Pull out all lines from the listing below in which the word "grid" appears.
------ Input material
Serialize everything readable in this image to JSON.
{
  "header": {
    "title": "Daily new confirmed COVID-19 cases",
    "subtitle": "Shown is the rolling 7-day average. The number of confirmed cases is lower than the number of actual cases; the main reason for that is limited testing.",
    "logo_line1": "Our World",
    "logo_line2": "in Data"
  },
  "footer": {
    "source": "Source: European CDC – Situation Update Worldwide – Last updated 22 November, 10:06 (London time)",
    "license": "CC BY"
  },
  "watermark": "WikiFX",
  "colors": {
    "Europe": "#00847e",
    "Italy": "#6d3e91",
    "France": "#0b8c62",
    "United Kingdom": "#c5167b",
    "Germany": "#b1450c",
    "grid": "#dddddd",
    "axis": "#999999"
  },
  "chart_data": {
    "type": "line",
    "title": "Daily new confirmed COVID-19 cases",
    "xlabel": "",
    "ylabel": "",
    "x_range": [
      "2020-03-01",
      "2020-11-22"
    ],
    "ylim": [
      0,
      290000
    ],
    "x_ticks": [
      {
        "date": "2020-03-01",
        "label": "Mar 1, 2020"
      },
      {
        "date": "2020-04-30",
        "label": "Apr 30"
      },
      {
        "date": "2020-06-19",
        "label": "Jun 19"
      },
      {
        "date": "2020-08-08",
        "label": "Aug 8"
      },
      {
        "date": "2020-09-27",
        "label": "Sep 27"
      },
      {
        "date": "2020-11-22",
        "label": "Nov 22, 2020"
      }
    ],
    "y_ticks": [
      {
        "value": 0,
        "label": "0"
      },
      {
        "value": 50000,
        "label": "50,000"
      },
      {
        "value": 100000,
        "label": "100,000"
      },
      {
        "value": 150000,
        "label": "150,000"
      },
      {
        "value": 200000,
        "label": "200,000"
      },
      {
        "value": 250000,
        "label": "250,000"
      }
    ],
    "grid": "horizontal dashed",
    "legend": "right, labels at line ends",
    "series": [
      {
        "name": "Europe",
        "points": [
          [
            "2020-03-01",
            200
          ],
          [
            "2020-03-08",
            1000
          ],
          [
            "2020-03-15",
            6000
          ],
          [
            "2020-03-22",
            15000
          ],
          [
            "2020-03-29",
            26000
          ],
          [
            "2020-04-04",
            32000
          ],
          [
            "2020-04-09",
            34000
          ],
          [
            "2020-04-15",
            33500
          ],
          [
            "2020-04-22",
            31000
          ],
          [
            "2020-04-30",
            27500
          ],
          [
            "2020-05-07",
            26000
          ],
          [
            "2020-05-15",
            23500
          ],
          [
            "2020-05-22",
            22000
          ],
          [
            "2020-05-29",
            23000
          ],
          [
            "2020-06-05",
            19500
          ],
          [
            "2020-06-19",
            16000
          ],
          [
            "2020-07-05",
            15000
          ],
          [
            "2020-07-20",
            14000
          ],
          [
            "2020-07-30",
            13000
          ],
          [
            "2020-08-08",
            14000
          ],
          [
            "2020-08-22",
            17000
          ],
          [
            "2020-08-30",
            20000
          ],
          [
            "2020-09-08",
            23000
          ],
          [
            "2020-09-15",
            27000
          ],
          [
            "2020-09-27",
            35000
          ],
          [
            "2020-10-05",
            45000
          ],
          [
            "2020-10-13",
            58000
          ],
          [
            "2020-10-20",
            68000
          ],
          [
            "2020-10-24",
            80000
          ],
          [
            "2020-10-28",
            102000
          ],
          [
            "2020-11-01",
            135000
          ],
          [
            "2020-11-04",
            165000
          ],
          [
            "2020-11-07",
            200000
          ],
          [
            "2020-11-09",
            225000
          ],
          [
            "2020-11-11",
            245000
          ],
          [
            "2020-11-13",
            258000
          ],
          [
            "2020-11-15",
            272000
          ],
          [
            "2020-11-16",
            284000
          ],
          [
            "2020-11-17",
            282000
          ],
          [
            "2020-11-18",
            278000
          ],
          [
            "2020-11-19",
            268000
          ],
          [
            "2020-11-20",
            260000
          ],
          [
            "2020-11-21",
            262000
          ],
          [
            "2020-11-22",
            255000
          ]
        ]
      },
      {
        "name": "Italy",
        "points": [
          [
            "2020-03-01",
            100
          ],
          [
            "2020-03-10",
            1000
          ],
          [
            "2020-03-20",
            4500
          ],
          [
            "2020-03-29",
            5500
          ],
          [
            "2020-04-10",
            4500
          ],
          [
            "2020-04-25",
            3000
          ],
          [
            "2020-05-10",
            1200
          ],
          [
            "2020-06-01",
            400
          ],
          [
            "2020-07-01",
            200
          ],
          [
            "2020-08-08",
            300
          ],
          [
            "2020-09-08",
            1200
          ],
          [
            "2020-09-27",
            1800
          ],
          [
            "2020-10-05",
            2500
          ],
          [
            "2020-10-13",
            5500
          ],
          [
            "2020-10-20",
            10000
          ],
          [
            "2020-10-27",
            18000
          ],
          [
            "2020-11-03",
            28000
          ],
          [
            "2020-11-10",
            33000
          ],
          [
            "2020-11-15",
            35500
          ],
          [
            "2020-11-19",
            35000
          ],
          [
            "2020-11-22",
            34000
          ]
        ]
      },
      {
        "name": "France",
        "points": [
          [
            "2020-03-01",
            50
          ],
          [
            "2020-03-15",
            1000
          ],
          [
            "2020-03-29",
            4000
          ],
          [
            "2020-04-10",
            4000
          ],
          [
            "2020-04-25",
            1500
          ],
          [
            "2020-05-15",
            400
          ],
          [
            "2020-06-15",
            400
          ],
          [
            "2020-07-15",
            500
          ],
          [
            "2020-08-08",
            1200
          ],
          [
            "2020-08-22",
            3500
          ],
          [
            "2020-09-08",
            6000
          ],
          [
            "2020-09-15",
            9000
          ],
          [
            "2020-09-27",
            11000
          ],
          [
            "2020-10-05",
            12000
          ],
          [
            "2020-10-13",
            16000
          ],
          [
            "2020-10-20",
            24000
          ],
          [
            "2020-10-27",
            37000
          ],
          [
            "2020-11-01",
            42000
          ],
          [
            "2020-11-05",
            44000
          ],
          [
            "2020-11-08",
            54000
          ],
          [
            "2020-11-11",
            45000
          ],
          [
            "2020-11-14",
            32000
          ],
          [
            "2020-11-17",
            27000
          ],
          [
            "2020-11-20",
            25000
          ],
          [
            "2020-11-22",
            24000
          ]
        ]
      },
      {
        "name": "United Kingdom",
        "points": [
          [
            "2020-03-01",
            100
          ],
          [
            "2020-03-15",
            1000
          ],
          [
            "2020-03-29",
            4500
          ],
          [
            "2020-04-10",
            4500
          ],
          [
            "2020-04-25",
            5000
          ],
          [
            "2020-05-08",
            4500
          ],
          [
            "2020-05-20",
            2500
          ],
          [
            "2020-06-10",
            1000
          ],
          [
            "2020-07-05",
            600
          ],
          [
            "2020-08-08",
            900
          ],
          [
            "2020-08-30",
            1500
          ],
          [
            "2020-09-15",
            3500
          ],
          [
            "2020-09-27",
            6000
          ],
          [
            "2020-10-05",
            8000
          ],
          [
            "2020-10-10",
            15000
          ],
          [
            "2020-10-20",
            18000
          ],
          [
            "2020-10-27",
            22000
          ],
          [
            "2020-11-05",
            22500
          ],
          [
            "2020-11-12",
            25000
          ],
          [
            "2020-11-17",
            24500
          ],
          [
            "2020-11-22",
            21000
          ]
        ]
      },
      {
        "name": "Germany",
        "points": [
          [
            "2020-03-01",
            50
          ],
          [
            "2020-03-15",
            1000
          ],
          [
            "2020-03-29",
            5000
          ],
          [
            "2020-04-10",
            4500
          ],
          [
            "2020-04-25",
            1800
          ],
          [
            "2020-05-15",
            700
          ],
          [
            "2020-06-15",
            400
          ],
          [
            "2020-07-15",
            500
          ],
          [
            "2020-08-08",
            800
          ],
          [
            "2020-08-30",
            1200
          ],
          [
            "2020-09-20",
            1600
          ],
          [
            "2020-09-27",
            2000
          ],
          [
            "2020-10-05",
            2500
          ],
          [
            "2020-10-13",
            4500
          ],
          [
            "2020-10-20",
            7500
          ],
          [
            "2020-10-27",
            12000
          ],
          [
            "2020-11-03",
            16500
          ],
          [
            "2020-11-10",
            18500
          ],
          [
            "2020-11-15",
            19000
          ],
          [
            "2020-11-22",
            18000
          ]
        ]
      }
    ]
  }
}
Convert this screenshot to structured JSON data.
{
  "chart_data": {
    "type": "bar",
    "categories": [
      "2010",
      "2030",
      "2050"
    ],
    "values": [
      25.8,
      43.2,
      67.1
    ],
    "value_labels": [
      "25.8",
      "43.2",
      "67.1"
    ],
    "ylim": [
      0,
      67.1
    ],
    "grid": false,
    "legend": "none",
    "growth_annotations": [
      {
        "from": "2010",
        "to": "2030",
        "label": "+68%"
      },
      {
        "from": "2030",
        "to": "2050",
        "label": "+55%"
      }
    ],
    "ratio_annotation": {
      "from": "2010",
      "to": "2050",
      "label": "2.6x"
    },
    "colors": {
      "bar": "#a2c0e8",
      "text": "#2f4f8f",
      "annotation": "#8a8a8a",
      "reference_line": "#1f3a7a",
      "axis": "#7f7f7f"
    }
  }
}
------------
→ Full response:
    "grid": "#dddddd",
    "grid": "horizontal dashed",
    "grid": false,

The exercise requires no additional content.